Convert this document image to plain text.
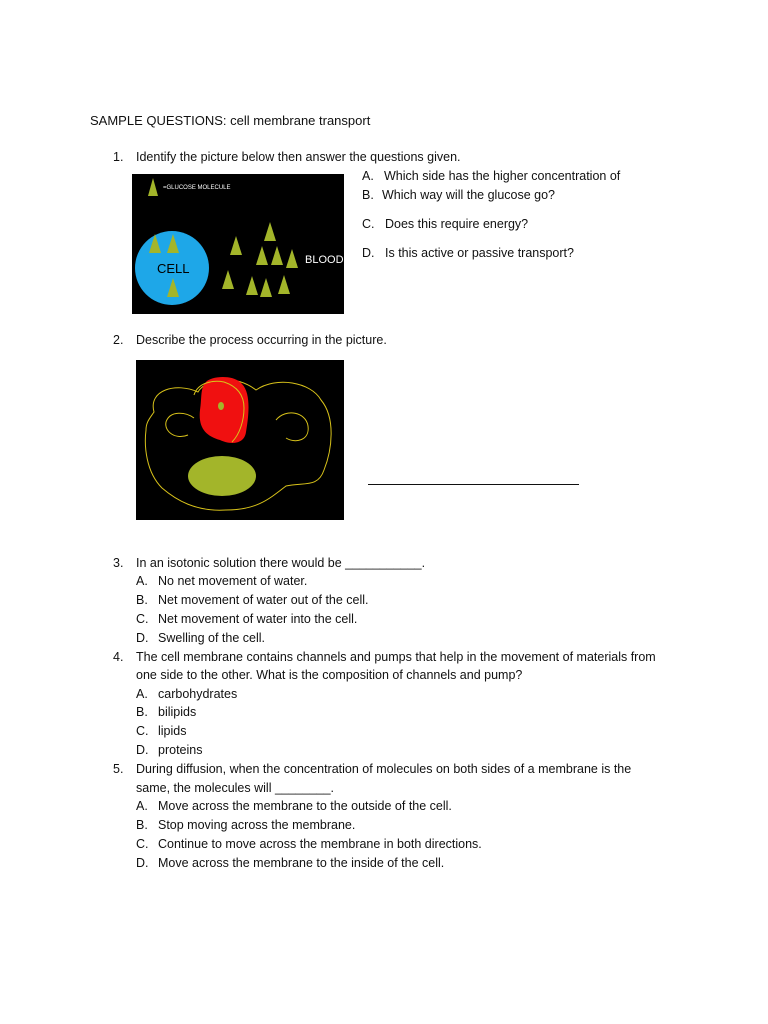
SAMPLE QUESTIONS: cell membrane transport
1. Identify the picture below then answer the questions given.
=GLUCOSE MOLECULE
CELL
BLOOD
A. Which side has the higher concentration of
B. Which way will the glucose go?
C. Does this require energy?
D. Is this active or passive transport?
2. Describe the process occurring in the picture.
3. In an isotonic solution there would be ___________.
A. No net movement of water.
B. Net movement of water out of the cell.
C. Net movement of water into the cell.
D. Swelling of the cell.
4. The cell membrane contains channels and pumps that help in the movement of materials from
one side to the other. What is the composition of channels and pump?
A. carbohydrates
B. bilipids
C. lipids
D. proteins
5. During diffusion, when the concentration of molecules on both sides of a membrane is the
same, the molecules will ________.
A. Move across the membrane to the outside of the cell.
B. Stop moving across the membrane.
C. Continue to move across the membrane in both directions.
D. Move across the membrane to the inside of the cell.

▶ _EXERCISE BRIEF_:
The entries should be printed again exactly as written, leaving all pictures out.

▶ _YOUR SOLUTION_:
Convert this document image to plain text.
SAMPLE QUESTIONS: cell membrane transport
1. Identify the picture below then answer the questions given.
=GLUCOSE MOLECULE
CELL
BLOOD
A. Which side has the higher concentration of
B. Which way will the glucose go?
C. Does this require energy?
D. Is this active or passive transport?
2. Describe the process occurring in the picture.
3. In an isotonic solution there would be ___________.
A. No net movement of water.
B. Net movement of water out of the cell.
C. Net movement of water into the cell.
D. Swelling of the cell.
4. The cell membrane contains channels and pumps that help in the movement of materials from
one side to the other. What is the composition of channels and pump?
A. carbohydrates
B. bilipids
C. lipids
D. proteins
5. During diffusion, when the concentration of molecules on both sides of a membrane is the
same, the molecules will ________.
A. Move across the membrane to the outside of the cell.
B. Stop moving across the membrane.
C. Continue to move across the membrane in both directions.
D. Move across the membrane to the inside of the cell.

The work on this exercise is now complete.